RECORDS TO PROCESS:
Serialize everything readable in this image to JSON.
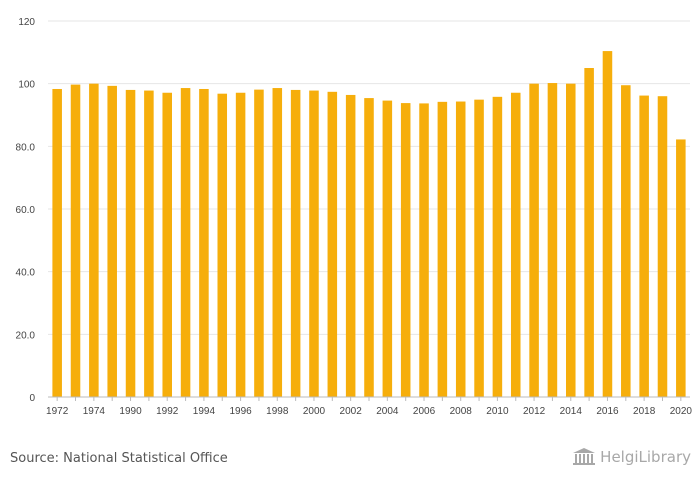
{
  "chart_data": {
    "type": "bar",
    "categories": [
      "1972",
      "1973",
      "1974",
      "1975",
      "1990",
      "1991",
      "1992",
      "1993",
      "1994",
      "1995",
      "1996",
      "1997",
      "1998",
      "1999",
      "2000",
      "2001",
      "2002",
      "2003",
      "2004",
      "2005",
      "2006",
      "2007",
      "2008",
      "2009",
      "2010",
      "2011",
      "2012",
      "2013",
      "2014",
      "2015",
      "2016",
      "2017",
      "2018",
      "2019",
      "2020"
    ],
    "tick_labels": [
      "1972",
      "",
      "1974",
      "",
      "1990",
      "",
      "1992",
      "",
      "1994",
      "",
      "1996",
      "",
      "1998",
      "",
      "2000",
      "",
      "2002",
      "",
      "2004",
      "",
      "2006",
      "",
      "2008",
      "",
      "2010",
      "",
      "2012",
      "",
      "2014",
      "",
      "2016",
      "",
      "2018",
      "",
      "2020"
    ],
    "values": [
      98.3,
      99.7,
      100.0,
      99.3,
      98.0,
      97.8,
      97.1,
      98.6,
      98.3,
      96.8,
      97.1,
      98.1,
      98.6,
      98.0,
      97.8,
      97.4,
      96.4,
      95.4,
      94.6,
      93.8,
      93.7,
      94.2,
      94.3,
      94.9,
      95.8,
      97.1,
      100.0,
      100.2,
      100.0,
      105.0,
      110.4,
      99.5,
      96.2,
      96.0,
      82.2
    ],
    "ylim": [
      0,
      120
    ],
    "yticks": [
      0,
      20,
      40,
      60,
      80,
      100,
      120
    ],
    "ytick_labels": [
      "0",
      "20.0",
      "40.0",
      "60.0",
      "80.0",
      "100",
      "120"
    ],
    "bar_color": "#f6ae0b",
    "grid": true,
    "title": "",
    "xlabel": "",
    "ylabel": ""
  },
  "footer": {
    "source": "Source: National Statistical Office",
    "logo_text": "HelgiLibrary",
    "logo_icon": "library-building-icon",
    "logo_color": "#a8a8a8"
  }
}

THE PROBLEM:
Go through the data above and transcribe it in full, omitting any image.

RESPONSE BELOW:
Serialize everything readable in this image to JSON.
{
  "chart_data": {
    "type": "bar",
    "categories": [
      "1972",
      "1973",
      "1974",
      "1975",
      "1990",
      "1991",
      "1992",
      "1993",
      "1994",
      "1995",
      "1996",
      "1997",
      "1998",
      "1999",
      "2000",
      "2001",
      "2002",
      "2003",
      "2004",
      "2005",
      "2006",
      "2007",
      "2008",
      "2009",
      "2010",
      "2011",
      "2012",
      "2013",
      "2014",
      "2015",
      "2016",
      "2017",
      "2018",
      "2019",
      "2020"
    ],
    "tick_labels": [
      "1972",
      "",
      "1974",
      "",
      "1990",
      "",
      "1992",
      "",
      "1994",
      "",
      "1996",
      "",
      "1998",
      "",
      "2000",
      "",
      "2002",
      "",
      "2004",
      "",
      "2006",
      "",
      "2008",
      "",
      "2010",
      "",
      "2012",
      "",
      "2014",
      "",
      "2016",
      "",
      "2018",
      "",
      "2020"
    ],
    "values": [
      98.3,
      99.7,
      100.0,
      99.3,
      98.0,
      97.8,
      97.1,
      98.6,
      98.3,
      96.8,
      97.1,
      98.1,
      98.6,
      98.0,
      97.8,
      97.4,
      96.4,
      95.4,
      94.6,
      93.8,
      93.7,
      94.2,
      94.3,
      94.9,
      95.8,
      97.1,
      100.0,
      100.2,
      100.0,
      105.0,
      110.4,
      99.5,
      96.2,
      96.0,
      82.2
    ],
    "ylim": [
      0,
      120
    ],
    "yticks": [
      0,
      20,
      40,
      60,
      80,
      100,
      120
    ],
    "ytick_labels": [
      "0",
      "20.0",
      "40.0",
      "60.0",
      "80.0",
      "100",
      "120"
    ],
    "bar_color": "#f6ae0b",
    "grid": true,
    "title": "",
    "xlabel": "",
    "ylabel": ""
  },
  "footer": {
    "source": "Source: National Statistical Office",
    "logo_text": "HelgiLibrary",
    "logo_icon": "library-building-icon",
    "logo_color": "#a8a8a8"
  }
}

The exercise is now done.